-- begin Entries supplied --

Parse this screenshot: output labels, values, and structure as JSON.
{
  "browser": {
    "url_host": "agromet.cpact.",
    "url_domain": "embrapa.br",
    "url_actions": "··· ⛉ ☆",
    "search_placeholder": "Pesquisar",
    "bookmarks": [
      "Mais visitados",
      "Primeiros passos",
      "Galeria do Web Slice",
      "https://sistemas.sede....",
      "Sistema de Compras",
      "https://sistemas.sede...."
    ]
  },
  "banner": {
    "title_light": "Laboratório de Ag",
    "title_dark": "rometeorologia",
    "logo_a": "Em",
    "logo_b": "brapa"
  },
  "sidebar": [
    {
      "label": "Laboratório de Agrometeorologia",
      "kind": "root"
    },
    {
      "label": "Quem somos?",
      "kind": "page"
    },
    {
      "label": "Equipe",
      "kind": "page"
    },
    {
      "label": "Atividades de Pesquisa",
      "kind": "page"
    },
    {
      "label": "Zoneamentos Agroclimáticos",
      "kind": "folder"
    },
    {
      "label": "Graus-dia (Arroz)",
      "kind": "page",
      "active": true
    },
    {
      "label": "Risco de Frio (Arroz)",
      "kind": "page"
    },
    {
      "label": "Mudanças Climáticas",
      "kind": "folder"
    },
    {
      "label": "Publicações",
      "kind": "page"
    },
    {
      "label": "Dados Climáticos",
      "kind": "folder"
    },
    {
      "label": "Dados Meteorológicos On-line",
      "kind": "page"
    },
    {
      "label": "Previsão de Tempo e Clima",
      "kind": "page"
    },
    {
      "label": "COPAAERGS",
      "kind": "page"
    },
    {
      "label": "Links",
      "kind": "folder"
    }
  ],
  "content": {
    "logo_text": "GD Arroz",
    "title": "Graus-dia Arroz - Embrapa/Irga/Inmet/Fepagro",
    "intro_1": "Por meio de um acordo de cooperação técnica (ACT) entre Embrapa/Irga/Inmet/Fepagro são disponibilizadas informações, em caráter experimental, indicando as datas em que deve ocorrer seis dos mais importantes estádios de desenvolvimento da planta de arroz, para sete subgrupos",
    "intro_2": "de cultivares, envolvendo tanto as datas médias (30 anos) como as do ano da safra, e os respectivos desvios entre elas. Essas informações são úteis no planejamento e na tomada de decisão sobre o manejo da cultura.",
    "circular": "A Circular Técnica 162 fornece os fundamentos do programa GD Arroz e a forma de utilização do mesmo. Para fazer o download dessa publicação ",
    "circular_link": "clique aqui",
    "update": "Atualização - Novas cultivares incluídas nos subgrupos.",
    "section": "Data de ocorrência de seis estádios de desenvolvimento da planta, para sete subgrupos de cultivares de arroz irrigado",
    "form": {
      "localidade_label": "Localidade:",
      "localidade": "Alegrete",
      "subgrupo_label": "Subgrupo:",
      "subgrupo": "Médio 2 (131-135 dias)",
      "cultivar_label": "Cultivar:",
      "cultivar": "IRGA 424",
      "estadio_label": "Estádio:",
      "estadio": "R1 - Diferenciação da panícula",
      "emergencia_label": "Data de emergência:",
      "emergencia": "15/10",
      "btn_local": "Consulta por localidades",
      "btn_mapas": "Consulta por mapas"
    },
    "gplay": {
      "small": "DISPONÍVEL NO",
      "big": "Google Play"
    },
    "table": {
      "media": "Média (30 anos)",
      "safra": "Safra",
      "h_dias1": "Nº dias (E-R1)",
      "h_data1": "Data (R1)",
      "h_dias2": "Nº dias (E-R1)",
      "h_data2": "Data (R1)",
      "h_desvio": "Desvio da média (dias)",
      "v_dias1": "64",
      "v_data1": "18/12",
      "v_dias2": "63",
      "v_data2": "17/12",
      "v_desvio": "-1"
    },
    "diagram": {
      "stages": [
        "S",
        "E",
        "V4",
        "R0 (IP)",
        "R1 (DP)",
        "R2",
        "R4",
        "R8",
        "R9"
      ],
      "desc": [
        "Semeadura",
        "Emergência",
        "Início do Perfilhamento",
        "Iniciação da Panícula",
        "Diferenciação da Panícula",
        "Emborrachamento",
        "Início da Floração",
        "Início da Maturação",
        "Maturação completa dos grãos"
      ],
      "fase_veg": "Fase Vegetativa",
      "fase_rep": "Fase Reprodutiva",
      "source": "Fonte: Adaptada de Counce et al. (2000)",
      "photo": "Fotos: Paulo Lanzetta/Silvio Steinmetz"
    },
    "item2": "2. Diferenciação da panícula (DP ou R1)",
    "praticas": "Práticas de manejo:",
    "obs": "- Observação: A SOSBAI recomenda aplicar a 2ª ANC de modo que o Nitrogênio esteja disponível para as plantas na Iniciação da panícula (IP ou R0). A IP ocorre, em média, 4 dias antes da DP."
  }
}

-- end Entries supplied --

**What you have to do**
Find "sistemas". Copy every line it occurs in.

**Exercise result**
      "https://sistemas.sede....",
      "https://sistemas.sede...."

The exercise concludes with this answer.